Exclude the pictures and retype the entries as written.

Dataset items
***

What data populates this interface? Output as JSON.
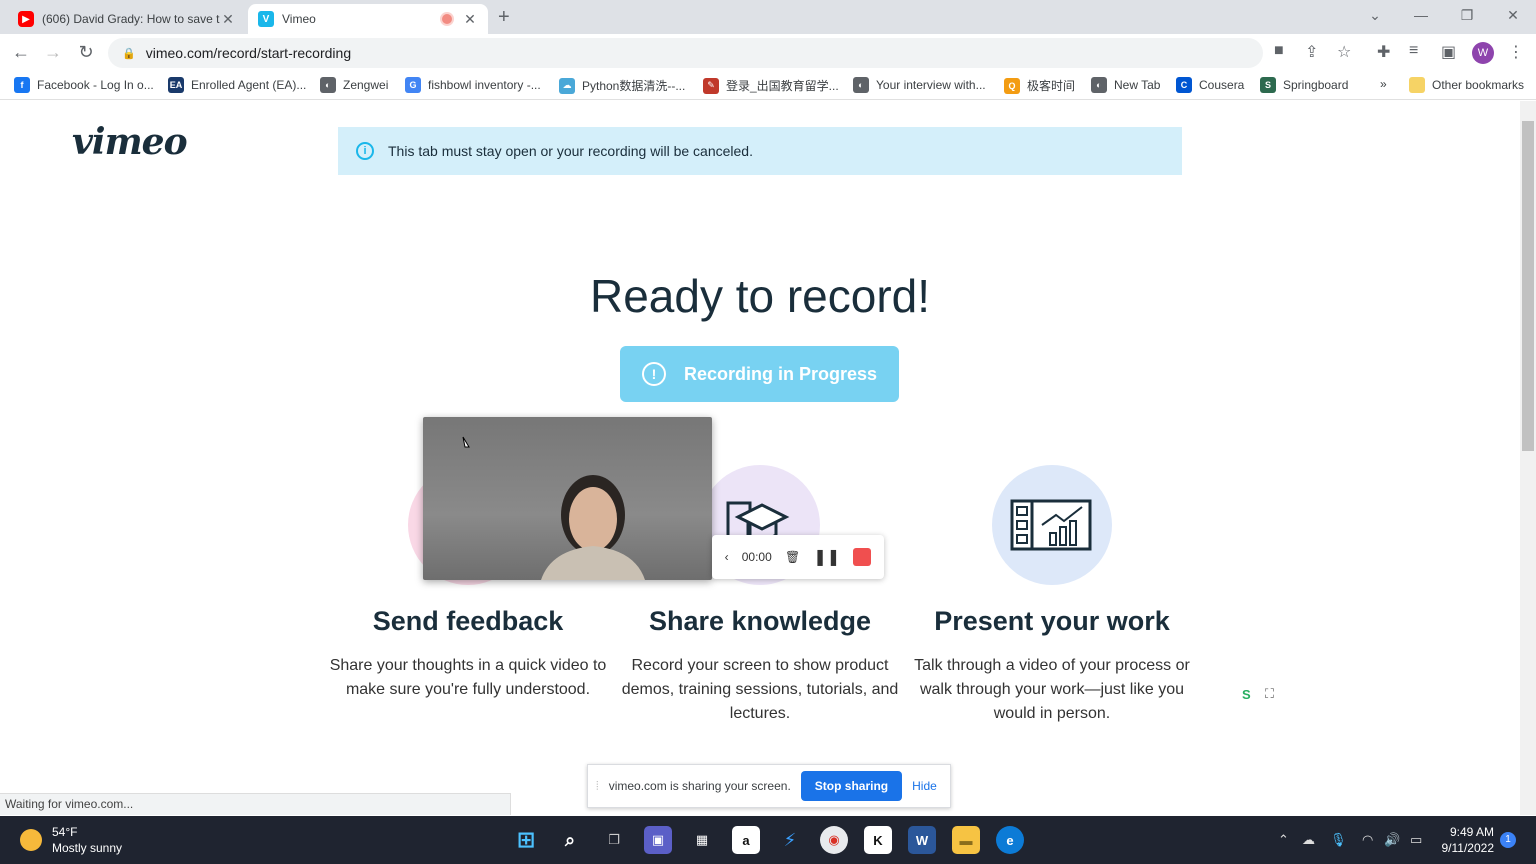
{
  "browser": {
    "tabs": [
      {
        "title": "(606) David Grady: How to save t",
        "favicon": "youtube-icon"
      },
      {
        "title": "Vimeo",
        "favicon": "vimeo-icon"
      }
    ],
    "url": "vimeo.com/record/start-recording",
    "profile_initial": "W",
    "bookmarks": [
      {
        "label": "Facebook - Log In o...",
        "color": "#1877f2",
        "glyph": "f"
      },
      {
        "label": "Enrolled Agent (EA)...",
        "color": "#1a3a6b",
        "glyph": "EA"
      },
      {
        "label": "Zengwei",
        "color": "#5f6368",
        "glyph": "◐"
      },
      {
        "label": "fishbowl inventory -...",
        "color": "#4285f4",
        "glyph": "G"
      },
      {
        "label": "Python数据清洗--...",
        "color": "#4aa8d8",
        "glyph": "☁"
      },
      {
        "label": "登录_出国教育留学...",
        "color": "#c0392b",
        "glyph": "✎"
      },
      {
        "label": "Your interview with...",
        "color": "#5f6368",
        "glyph": "◐"
      },
      {
        "label": "极客时间",
        "color": "#f39c12",
        "glyph": "Q"
      },
      {
        "label": "New Tab",
        "color": "#5f6368",
        "glyph": "◐"
      },
      {
        "label": "Cousera",
        "color": "#0056d2",
        "glyph": "C"
      },
      {
        "label": "Springboard",
        "color": "#2d6a4f",
        "glyph": "S"
      }
    ],
    "bookmarks_overflow": "»",
    "other_bookmarks": "Other bookmarks",
    "status_text": "Waiting for vimeo.com..."
  },
  "page": {
    "logo": "vimeo",
    "banner": "This tab must stay open or your recording will be canceled.",
    "headline": "Ready to record!",
    "record_button": "Recording in Progress",
    "features": [
      {
        "title": "Send feedback",
        "desc": "Share your thoughts in a quick video to make sure you're fully understood.",
        "color": "#f9d8e6"
      },
      {
        "title": "Share knowledge",
        "desc": "Record your screen to show product demos, training sessions, tutorials, and lectures.",
        "color": "#ece4f7"
      },
      {
        "title": "Present your work",
        "desc": "Talk through a video of your process or walk through your work—just like you would in person.",
        "color": "#dde8f9"
      }
    ],
    "recorder_time": "00:00"
  },
  "share_bar": {
    "message": "vimeo.com is sharing your screen.",
    "stop_label": "Stop sharing",
    "hide_label": "Hide"
  },
  "taskbar": {
    "weather_temp": "54°F",
    "weather_desc": "Mostly sunny",
    "time": "9:49 AM",
    "date": "9/11/2022",
    "notification_count": "1"
  }
}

***

Exercise solution
What data populates this interface? Output as JSON.
{
  "browser": {
    "tabs": [
      {
        "title": "(606) David Grady: How to save t",
        "favicon": "youtube-icon"
      },
      {
        "title": "Vimeo",
        "favicon": "vimeo-icon"
      }
    ],
    "url": "vimeo.com/record/start-recording",
    "profile_initial": "W",
    "bookmarks": [
      {
        "label": "Facebook - Log In o...",
        "color": "#1877f2",
        "glyph": "f"
      },
      {
        "label": "Enrolled Agent (EA)...",
        "color": "#1a3a6b",
        "glyph": "EA"
      },
      {
        "label": "Zengwei",
        "color": "#5f6368",
        "glyph": "◐"
      },
      {
        "label": "fishbowl inventory -...",
        "color": "#4285f4",
        "glyph": "G"
      },
      {
        "label": "Python数据清洗--...",
        "color": "#4aa8d8",
        "glyph": "☁"
      },
      {
        "label": "登录_出国教育留学...",
        "color": "#c0392b",
        "glyph": "✎"
      },
      {
        "label": "Your interview with...",
        "color": "#5f6368",
        "glyph": "◐"
      },
      {
        "label": "极客时间",
        "color": "#f39c12",
        "glyph": "Q"
      },
      {
        "label": "New Tab",
        "color": "#5f6368",
        "glyph": "◐"
      },
      {
        "label": "Cousera",
        "color": "#0056d2",
        "glyph": "C"
      },
      {
        "label": "Springboard",
        "color": "#2d6a4f",
        "glyph": "S"
      }
    ],
    "bookmarks_overflow": "»",
    "other_bookmarks": "Other bookmarks",
    "status_text": "Waiting for vimeo.com..."
  },
  "page": {
    "logo": "vimeo",
    "banner": "This tab must stay open or your recording will be canceled.",
    "headline": "Ready to record!",
    "record_button": "Recording in Progress",
    "features": [
      {
        "title": "Send feedback",
        "desc": "Share your thoughts in a quick video to make sure you're fully understood.",
        "color": "#f9d8e6"
      },
      {
        "title": "Share knowledge",
        "desc": "Record your screen to show product demos, training sessions, tutorials, and lectures.",
        "color": "#ece4f7"
      },
      {
        "title": "Present your work",
        "desc": "Talk through a video of your process or walk through your work—just like you would in person.",
        "color": "#dde8f9"
      }
    ],
    "recorder_time": "00:00"
  },
  "share_bar": {
    "message": "vimeo.com is sharing your screen.",
    "stop_label": "Stop sharing",
    "hide_label": "Hide"
  },
  "taskbar": {
    "weather_temp": "54°F",
    "weather_desc": "Mostly sunny",
    "time": "9:49 AM",
    "date": "9/11/2022",
    "notification_count": "1"
  }
}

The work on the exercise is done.